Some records
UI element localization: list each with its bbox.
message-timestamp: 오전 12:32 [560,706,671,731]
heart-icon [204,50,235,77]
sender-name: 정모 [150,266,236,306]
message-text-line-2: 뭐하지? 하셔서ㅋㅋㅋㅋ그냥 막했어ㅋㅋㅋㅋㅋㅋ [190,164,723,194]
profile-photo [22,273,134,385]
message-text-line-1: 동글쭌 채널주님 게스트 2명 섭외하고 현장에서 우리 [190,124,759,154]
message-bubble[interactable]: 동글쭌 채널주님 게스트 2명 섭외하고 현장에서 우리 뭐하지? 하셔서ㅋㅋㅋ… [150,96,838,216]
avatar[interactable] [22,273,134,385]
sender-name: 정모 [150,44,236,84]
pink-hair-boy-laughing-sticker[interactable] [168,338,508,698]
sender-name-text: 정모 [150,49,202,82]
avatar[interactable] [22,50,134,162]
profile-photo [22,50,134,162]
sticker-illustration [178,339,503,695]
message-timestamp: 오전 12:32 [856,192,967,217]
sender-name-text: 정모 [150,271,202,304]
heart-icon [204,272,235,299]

Directive: Copy out every line of the records above without any changes.

Expected output:
UI element localization: list each with its bbox.
message-timestamp: 오전 12:32 [560,706,671,731]
heart-icon [204,50,235,77]
sender-name: 정모 [150,266,236,306]
message-text-line-2: 뭐하지? 하셔서ㅋㅋㅋㅋ그냥 막했어ㅋㅋㅋㅋㅋㅋ [190,164,723,194]
profile-photo [22,273,134,385]
message-text-line-1: 동글쭌 채널주님 게스트 2명 섭외하고 현장에서 우리 [190,124,759,154]
message-bubble[interactable]: 동글쭌 채널주님 게스트 2명 섭외하고 현장에서 우리 뭐하지? 하셔서ㅋㅋㅋ… [150,96,838,216]
avatar[interactable] [22,273,134,385]
sender-name: 정모 [150,44,236,84]
pink-hair-boy-laughing-sticker[interactable] [168,338,508,698]
sender-name-text: 정모 [150,49,202,82]
avatar[interactable] [22,50,134,162]
profile-photo [22,50,134,162]
sticker-illustration [178,339,503,695]
message-timestamp: 오전 12:32 [856,192,967,217]
sender-name-text: 정모 [150,271,202,304]
heart-icon [204,272,235,299]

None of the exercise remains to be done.